Part of a data file
-- Begin --

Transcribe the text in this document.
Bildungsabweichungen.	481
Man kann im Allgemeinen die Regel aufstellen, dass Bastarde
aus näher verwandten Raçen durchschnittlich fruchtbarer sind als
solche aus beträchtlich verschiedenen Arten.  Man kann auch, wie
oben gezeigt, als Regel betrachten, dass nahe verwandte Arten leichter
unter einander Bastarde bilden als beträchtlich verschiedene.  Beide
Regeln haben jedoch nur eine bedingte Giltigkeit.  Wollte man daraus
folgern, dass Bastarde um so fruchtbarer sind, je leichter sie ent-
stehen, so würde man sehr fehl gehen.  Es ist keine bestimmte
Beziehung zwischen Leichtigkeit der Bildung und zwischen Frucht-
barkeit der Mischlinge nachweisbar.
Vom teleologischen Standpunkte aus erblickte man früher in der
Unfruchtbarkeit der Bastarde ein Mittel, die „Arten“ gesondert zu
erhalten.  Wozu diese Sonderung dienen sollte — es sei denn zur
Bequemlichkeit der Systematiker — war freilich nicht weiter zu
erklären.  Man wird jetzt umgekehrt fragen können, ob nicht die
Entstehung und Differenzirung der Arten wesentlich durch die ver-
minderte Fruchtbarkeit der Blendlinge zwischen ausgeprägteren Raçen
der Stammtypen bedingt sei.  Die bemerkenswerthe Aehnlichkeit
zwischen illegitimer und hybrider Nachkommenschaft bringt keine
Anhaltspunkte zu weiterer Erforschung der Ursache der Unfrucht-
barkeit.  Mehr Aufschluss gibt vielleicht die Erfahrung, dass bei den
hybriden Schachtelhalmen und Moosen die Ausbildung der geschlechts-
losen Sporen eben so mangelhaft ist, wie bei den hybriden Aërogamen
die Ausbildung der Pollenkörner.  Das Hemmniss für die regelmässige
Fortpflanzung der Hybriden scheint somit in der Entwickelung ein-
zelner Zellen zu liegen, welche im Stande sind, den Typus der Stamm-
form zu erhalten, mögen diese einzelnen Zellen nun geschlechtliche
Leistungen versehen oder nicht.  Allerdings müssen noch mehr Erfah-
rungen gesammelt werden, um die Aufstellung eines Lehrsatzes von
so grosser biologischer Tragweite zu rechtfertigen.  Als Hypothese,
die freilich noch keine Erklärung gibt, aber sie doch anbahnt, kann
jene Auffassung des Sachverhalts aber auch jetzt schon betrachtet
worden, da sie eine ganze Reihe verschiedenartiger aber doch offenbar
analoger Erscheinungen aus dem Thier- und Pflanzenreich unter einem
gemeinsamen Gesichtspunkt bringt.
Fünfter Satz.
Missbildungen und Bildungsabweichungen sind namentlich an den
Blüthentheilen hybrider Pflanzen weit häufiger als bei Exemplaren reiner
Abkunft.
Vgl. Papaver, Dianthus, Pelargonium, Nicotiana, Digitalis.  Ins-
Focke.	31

-- End --

> Exercise
Select from the material above each line in which the string "Arten" appears, and list those lines.

> Task result
solche aus beträchtlich verschiedenen Arten.  Man kann auch, wie
oben gezeigt, als Regel betrachten, dass nahe verwandte Arten leichter
Unfruchtbarkeit der Bastarde ein Mittel, die „Arten“ gesondert zu
Entstehung und Differenzirung der Arten wesentlich durch die ver-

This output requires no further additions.